Lines holding the string "test" are the ones to copy; find them all in the data.

Figure dataset records:
☆ ☆ ☆

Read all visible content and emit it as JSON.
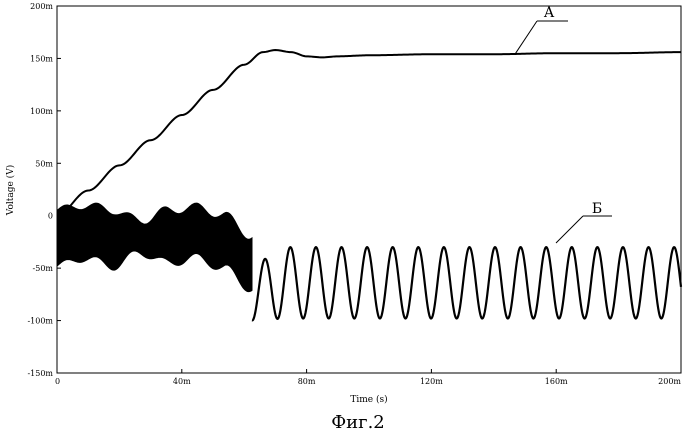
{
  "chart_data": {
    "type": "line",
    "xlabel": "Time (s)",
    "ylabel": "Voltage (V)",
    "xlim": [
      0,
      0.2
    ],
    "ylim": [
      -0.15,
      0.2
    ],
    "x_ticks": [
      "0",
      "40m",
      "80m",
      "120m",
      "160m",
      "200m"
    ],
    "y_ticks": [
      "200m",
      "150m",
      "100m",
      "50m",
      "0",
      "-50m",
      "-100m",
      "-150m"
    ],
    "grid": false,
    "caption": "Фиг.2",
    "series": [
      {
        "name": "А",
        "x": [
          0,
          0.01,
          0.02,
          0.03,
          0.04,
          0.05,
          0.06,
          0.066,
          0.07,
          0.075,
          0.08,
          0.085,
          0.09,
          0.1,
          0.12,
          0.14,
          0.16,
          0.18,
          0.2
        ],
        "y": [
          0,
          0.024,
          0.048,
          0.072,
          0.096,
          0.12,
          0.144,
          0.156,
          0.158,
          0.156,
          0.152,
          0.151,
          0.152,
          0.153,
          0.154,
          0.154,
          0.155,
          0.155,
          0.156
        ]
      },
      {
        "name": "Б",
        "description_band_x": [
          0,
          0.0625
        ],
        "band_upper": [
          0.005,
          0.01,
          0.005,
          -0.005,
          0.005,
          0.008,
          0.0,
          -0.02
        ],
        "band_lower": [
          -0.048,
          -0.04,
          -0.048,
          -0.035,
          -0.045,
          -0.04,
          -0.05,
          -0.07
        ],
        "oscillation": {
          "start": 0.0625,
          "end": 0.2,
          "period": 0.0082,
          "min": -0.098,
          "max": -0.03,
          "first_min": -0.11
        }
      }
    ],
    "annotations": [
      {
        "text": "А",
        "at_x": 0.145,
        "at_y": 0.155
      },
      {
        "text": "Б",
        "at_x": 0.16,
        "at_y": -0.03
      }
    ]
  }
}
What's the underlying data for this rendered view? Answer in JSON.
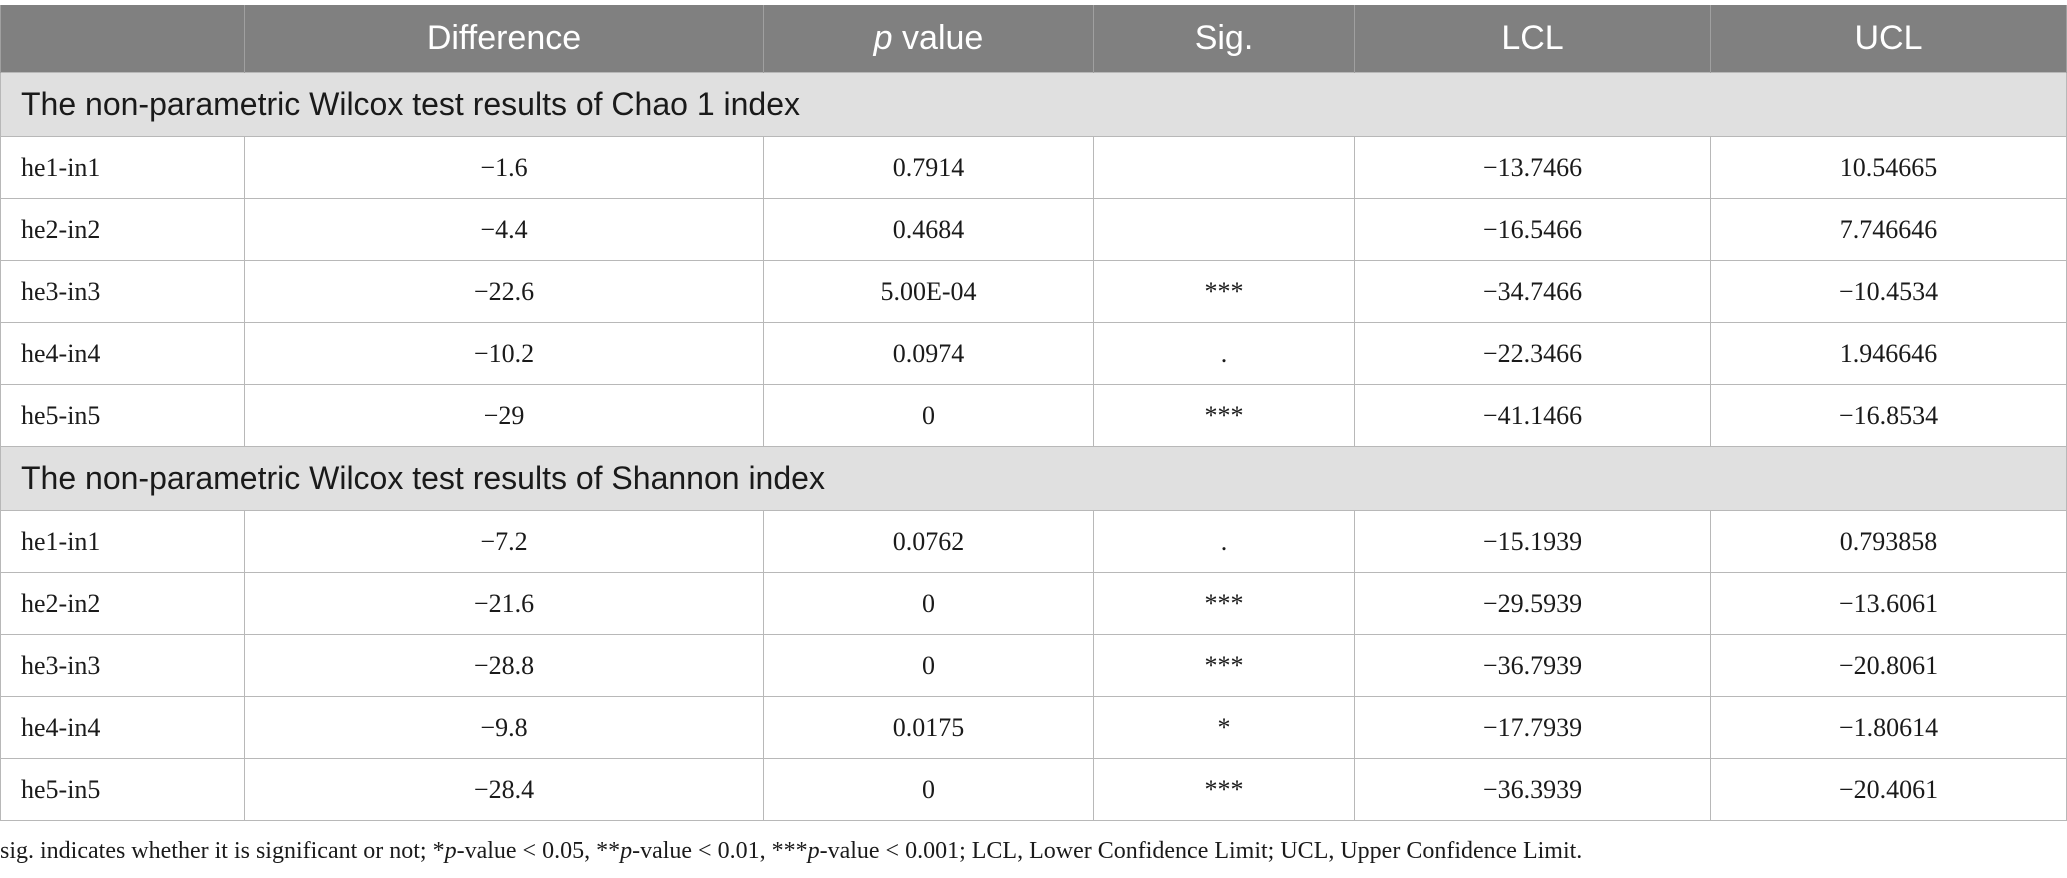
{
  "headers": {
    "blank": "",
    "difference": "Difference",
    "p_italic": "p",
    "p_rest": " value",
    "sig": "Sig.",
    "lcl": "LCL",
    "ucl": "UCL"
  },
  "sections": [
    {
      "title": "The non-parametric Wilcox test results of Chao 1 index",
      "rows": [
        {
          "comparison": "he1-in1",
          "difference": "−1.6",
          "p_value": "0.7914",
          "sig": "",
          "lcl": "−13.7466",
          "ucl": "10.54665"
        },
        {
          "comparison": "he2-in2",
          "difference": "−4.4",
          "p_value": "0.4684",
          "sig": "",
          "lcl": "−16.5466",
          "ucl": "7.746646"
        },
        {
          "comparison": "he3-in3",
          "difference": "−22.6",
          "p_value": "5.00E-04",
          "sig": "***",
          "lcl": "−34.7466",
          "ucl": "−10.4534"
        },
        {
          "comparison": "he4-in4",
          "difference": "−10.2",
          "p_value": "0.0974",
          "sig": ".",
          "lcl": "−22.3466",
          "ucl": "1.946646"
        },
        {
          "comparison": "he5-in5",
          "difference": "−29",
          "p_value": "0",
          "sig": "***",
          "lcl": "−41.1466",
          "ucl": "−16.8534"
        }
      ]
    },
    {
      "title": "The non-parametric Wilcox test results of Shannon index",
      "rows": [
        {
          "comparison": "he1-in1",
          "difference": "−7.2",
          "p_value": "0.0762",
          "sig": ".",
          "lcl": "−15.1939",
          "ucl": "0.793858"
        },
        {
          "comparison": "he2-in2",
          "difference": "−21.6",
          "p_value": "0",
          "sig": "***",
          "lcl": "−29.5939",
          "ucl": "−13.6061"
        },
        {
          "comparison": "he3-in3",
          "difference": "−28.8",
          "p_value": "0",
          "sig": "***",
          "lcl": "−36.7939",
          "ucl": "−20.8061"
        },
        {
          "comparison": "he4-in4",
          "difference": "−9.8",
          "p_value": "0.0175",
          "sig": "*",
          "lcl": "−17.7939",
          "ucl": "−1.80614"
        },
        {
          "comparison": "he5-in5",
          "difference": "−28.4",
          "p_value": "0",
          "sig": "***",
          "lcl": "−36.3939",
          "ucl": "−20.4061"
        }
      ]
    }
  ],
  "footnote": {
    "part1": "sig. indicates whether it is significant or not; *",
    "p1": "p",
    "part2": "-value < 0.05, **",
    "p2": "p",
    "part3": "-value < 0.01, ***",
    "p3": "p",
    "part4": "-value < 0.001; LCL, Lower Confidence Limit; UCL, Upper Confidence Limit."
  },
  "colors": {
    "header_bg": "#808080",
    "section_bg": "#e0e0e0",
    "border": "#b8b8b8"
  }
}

☆ ☆ ☆

**In response**.
      "title": "The non-parametric Wilcox test results of Chao 1 index",
      "title": "The non-parametric Wilcox test results of Shannon index",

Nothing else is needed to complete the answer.